Work to complete
Repeat the records below exactly as they appear.

Rows from a dataset:
****************

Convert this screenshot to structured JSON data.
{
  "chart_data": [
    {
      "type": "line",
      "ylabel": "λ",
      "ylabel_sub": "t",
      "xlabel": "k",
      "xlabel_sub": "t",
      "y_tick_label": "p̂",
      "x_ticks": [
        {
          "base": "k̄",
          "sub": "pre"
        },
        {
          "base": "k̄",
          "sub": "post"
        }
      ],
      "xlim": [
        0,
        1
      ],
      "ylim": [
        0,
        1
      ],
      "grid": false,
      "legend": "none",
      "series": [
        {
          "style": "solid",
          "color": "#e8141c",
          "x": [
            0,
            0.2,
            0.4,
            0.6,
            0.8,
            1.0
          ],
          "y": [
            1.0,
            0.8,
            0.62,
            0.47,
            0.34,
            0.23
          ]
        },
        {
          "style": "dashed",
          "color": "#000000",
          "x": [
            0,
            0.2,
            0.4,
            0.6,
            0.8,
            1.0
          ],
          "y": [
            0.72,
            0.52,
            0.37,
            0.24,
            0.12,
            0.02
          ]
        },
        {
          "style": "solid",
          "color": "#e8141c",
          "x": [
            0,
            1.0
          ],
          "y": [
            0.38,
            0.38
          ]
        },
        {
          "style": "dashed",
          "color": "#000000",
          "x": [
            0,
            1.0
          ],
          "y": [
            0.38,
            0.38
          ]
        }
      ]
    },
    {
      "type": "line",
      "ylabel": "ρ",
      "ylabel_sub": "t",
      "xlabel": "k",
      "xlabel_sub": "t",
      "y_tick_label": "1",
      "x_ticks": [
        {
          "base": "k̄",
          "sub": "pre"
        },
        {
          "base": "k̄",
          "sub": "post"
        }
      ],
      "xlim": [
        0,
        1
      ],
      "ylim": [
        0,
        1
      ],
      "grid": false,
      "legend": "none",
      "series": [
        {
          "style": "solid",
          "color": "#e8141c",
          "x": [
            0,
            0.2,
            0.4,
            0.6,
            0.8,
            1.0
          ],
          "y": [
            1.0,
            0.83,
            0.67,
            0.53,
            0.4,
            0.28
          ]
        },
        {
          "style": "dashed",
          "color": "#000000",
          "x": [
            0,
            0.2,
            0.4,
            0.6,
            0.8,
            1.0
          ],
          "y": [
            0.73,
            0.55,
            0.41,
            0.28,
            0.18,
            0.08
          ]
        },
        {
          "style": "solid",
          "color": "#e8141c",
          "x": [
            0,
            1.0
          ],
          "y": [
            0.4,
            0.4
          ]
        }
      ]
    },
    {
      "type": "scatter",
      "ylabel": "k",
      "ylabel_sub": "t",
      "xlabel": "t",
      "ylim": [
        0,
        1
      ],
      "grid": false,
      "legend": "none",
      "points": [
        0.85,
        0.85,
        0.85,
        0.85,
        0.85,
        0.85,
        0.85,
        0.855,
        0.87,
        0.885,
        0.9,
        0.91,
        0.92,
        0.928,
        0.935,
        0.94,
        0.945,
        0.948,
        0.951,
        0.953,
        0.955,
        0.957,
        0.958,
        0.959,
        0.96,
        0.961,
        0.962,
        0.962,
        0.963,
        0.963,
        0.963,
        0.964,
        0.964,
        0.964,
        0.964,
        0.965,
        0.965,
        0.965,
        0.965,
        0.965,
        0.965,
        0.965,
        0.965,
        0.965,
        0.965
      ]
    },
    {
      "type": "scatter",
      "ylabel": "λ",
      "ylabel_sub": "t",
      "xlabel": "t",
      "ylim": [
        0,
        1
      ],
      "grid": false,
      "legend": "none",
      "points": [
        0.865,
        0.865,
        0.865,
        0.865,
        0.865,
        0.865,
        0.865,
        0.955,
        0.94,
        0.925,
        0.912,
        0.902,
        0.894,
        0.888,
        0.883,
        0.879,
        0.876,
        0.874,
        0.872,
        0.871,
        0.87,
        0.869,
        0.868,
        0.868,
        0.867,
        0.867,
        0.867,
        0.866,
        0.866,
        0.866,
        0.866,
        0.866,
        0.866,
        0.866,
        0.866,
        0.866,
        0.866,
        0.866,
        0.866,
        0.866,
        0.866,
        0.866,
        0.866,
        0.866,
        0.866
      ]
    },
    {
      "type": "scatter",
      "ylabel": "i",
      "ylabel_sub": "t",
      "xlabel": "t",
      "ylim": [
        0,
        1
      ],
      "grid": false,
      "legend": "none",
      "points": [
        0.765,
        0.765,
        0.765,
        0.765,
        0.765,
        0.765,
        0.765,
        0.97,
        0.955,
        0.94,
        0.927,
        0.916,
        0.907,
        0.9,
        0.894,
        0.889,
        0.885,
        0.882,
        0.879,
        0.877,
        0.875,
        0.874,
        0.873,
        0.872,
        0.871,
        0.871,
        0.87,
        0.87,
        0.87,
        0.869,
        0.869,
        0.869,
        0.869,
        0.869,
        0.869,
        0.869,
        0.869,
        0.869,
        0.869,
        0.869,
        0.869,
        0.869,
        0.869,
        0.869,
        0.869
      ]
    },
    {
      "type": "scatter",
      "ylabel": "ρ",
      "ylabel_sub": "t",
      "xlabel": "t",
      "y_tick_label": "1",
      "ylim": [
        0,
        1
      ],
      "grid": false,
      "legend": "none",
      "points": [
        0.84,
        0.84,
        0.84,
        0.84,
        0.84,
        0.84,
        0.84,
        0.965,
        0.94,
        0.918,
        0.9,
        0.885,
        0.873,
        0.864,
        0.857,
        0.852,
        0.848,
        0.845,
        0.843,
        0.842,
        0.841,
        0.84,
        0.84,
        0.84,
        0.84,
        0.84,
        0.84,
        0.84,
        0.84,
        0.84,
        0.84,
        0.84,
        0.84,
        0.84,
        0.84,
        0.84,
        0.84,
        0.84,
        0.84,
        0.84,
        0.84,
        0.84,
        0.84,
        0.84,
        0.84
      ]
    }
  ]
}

****************

Exercise answer
Convert this screenshot to structured JSON data.
{
  "chart_data": [
    {
      "type": "line",
      "ylabel": "λ",
      "ylabel_sub": "t",
      "xlabel": "k",
      "xlabel_sub": "t",
      "y_tick_label": "p̂",
      "x_ticks": [
        {
          "base": "k̄",
          "sub": "pre"
        },
        {
          "base": "k̄",
          "sub": "post"
        }
      ],
      "xlim": [
        0,
        1
      ],
      "ylim": [
        0,
        1
      ],
      "grid": false,
      "legend": "none",
      "series": [
        {
          "style": "solid",
          "color": "#e8141c",
          "x": [
            0,
            0.2,
            0.4,
            0.6,
            0.8,
            1.0
          ],
          "y": [
            1.0,
            0.8,
            0.62,
            0.47,
            0.34,
            0.23
          ]
        },
        {
          "style": "dashed",
          "color": "#000000",
          "x": [
            0,
            0.2,
            0.4,
            0.6,
            0.8,
            1.0
          ],
          "y": [
            0.72,
            0.52,
            0.37,
            0.24,
            0.12,
            0.02
          ]
        },
        {
          "style": "solid",
          "color": "#e8141c",
          "x": [
            0,
            1.0
          ],
          "y": [
            0.38,
            0.38
          ]
        },
        {
          "style": "dashed",
          "color": "#000000",
          "x": [
            0,
            1.0
          ],
          "y": [
            0.38,
            0.38
          ]
        }
      ]
    },
    {
      "type": "line",
      "ylabel": "ρ",
      "ylabel_sub": "t",
      "xlabel": "k",
      "xlabel_sub": "t",
      "y_tick_label": "1",
      "x_ticks": [
        {
          "base": "k̄",
          "sub": "pre"
        },
        {
          "base": "k̄",
          "sub": "post"
        }
      ],
      "xlim": [
        0,
        1
      ],
      "ylim": [
        0,
        1
      ],
      "grid": false,
      "legend": "none",
      "series": [
        {
          "style": "solid",
          "color": "#e8141c",
          "x": [
            0,
            0.2,
            0.4,
            0.6,
            0.8,
            1.0
          ],
          "y": [
            1.0,
            0.83,
            0.67,
            0.53,
            0.4,
            0.28
          ]
        },
        {
          "style": "dashed",
          "color": "#000000",
          "x": [
            0,
            0.2,
            0.4,
            0.6,
            0.8,
            1.0
          ],
          "y": [
            0.73,
            0.55,
            0.41,
            0.28,
            0.18,
            0.08
          ]
        },
        {
          "style": "solid",
          "color": "#e8141c",
          "x": [
            0,
            1.0
          ],
          "y": [
            0.4,
            0.4
          ]
        }
      ]
    },
    {
      "type": "scatter",
      "ylabel": "k",
      "ylabel_sub": "t",
      "xlabel": "t",
      "ylim": [
        0,
        1
      ],
      "grid": false,
      "legend": "none",
      "points": [
        0.85,
        0.85,
        0.85,
        0.85,
        0.85,
        0.85,
        0.85,
        0.855,
        0.87,
        0.885,
        0.9,
        0.91,
        0.92,
        0.928,
        0.935,
        0.94,
        0.945,
        0.948,
        0.951,
        0.953,
        0.955,
        0.957,
        0.958,
        0.959,
        0.96,
        0.961,
        0.962,
        0.962,
        0.963,
        0.963,
        0.963,
        0.964,
        0.964,
        0.964,
        0.964,
        0.965,
        0.965,
        0.965,
        0.965,
        0.965,
        0.965,
        0.965,
        0.965,
        0.965,
        0.965
      ]
    },
    {
      "type": "scatter",
      "ylabel": "λ",
      "ylabel_sub": "t",
      "xlabel": "t",
      "ylim": [
        0,
        1
      ],
      "grid": false,
      "legend": "none",
      "points": [
        0.865,
        0.865,
        0.865,
        0.865,
        0.865,
        0.865,
        0.865,
        0.955,
        0.94,
        0.925,
        0.912,
        0.902,
        0.894,
        0.888,
        0.883,
        0.879,
        0.876,
        0.874,
        0.872,
        0.871,
        0.87,
        0.869,
        0.868,
        0.868,
        0.867,
        0.867,
        0.867,
        0.866,
        0.866,
        0.866,
        0.866,
        0.866,
        0.866,
        0.866,
        0.866,
        0.866,
        0.866,
        0.866,
        0.866,
        0.866,
        0.866,
        0.866,
        0.866,
        0.866,
        0.866
      ]
    },
    {
      "type": "scatter",
      "ylabel": "i",
      "ylabel_sub": "t",
      "xlabel": "t",
      "ylim": [
        0,
        1
      ],
      "grid": false,
      "legend": "none",
      "points": [
        0.765,
        0.765,
        0.765,
        0.765,
        0.765,
        0.765,
        0.765,
        0.97,
        0.955,
        0.94,
        0.927,
        0.916,
        0.907,
        0.9,
        0.894,
        0.889,
        0.885,
        0.882,
        0.879,
        0.877,
        0.875,
        0.874,
        0.873,
        0.872,
        0.871,
        0.871,
        0.87,
        0.87,
        0.87,
        0.869,
        0.869,
        0.869,
        0.869,
        0.869,
        0.869,
        0.869,
        0.869,
        0.869,
        0.869,
        0.869,
        0.869,
        0.869,
        0.869,
        0.869,
        0.869
      ]
    },
    {
      "type": "scatter",
      "ylabel": "ρ",
      "ylabel_sub": "t",
      "xlabel": "t",
      "y_tick_label": "1",
      "ylim": [
        0,
        1
      ],
      "grid": false,
      "legend": "none",
      "points": [
        0.84,
        0.84,
        0.84,
        0.84,
        0.84,
        0.84,
        0.84,
        0.965,
        0.94,
        0.918,
        0.9,
        0.885,
        0.873,
        0.864,
        0.857,
        0.852,
        0.848,
        0.845,
        0.843,
        0.842,
        0.841,
        0.84,
        0.84,
        0.84,
        0.84,
        0.84,
        0.84,
        0.84,
        0.84,
        0.84,
        0.84,
        0.84,
        0.84,
        0.84,
        0.84,
        0.84,
        0.84,
        0.84,
        0.84,
        0.84,
        0.84,
        0.84,
        0.84,
        0.84,
        0.84
      ]
    }
  ]
}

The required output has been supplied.